Work out how many lines in the material below hold the word "social". Write only the number.

§ Record excerpts
▶

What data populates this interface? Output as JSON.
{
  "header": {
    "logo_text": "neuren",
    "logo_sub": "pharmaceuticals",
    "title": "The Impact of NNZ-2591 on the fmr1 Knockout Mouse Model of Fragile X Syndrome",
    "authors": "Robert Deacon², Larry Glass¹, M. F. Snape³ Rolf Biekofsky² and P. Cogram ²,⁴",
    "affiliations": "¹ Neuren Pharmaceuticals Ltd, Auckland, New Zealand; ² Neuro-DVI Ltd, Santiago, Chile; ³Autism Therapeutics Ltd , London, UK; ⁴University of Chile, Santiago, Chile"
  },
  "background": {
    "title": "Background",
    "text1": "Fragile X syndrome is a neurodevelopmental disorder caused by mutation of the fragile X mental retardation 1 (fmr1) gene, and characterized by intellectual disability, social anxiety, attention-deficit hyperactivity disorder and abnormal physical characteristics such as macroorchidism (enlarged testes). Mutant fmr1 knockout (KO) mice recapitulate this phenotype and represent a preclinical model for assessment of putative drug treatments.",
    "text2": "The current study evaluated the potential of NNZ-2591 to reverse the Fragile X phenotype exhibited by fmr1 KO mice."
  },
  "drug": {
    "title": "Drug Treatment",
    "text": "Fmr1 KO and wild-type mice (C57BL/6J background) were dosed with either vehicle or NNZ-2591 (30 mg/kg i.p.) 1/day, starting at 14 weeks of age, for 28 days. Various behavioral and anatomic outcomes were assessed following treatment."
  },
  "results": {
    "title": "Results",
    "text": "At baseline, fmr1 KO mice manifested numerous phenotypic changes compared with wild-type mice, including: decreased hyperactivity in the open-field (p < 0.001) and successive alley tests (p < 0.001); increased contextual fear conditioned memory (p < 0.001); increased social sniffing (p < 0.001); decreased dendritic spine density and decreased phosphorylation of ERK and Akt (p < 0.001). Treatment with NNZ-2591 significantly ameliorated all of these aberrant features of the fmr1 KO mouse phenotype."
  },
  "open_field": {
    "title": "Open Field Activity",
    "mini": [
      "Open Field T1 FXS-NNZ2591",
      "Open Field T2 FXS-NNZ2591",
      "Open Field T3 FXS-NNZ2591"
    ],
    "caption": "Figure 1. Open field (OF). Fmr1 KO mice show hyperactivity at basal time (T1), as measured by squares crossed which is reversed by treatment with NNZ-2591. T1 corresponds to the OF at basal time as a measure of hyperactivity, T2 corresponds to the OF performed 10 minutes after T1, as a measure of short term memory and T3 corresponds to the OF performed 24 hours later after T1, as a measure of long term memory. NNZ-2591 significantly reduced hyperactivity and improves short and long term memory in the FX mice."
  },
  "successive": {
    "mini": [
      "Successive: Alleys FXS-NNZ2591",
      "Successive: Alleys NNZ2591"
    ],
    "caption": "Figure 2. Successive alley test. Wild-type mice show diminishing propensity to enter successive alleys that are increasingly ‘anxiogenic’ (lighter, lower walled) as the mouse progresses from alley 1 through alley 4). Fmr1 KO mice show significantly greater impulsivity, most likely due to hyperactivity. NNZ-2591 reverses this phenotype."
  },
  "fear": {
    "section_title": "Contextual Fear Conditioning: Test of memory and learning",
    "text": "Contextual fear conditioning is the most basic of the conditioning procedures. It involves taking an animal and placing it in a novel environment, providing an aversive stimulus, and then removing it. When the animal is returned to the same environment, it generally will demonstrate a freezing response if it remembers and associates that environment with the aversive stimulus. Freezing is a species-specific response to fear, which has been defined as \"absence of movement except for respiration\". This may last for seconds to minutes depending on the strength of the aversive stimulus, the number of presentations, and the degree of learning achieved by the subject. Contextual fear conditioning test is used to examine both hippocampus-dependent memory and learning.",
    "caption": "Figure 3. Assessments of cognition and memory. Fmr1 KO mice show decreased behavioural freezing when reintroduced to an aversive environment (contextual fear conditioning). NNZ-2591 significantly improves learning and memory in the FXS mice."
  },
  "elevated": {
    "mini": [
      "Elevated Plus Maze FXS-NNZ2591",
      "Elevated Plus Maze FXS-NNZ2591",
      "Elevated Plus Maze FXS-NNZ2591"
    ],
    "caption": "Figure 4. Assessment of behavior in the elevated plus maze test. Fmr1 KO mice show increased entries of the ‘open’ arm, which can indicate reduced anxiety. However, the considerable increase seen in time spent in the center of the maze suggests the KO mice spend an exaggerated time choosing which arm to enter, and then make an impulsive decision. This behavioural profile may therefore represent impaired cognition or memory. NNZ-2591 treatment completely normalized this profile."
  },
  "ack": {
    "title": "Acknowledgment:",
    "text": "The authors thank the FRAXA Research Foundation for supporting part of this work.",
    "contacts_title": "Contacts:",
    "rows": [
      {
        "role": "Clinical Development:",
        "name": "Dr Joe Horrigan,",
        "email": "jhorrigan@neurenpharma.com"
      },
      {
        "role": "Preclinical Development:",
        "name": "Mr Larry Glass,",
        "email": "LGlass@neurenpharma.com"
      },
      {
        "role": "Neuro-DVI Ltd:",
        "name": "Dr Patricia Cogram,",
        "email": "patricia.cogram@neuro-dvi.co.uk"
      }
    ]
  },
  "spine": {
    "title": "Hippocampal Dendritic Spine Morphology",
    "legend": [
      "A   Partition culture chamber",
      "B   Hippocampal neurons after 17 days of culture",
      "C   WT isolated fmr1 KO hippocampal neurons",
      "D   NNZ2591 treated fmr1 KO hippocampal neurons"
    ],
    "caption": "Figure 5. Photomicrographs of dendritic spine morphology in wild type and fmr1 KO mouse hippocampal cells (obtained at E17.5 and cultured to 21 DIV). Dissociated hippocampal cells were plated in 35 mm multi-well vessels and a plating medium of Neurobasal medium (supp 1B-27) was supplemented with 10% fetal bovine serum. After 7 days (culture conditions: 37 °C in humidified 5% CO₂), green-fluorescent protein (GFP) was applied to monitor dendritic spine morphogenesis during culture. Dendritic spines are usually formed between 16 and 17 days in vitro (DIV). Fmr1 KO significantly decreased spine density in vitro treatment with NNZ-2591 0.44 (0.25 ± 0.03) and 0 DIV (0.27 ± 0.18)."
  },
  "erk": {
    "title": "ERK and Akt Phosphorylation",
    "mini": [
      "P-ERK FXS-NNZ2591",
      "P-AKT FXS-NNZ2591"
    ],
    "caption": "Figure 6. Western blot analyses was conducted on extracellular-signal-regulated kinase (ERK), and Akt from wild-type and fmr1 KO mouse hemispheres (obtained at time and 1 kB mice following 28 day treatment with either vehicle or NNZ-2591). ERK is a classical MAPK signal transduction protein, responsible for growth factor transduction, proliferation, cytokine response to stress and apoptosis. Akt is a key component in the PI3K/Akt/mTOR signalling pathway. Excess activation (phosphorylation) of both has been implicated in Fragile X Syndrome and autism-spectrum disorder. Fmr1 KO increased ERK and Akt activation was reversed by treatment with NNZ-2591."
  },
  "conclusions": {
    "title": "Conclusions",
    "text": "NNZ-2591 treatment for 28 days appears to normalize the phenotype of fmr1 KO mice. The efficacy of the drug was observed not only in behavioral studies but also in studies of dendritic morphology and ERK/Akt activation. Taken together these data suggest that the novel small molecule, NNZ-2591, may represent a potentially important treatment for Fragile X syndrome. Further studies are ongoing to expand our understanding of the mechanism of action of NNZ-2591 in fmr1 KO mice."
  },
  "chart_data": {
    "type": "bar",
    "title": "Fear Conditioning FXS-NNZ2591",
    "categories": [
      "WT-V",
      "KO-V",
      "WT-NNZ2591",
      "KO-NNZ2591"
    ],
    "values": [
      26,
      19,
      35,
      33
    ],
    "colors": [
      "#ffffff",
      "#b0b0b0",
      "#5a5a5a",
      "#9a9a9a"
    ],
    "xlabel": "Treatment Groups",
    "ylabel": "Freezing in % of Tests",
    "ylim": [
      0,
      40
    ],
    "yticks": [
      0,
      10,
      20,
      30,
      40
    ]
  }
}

◀

§ Exercise solution
2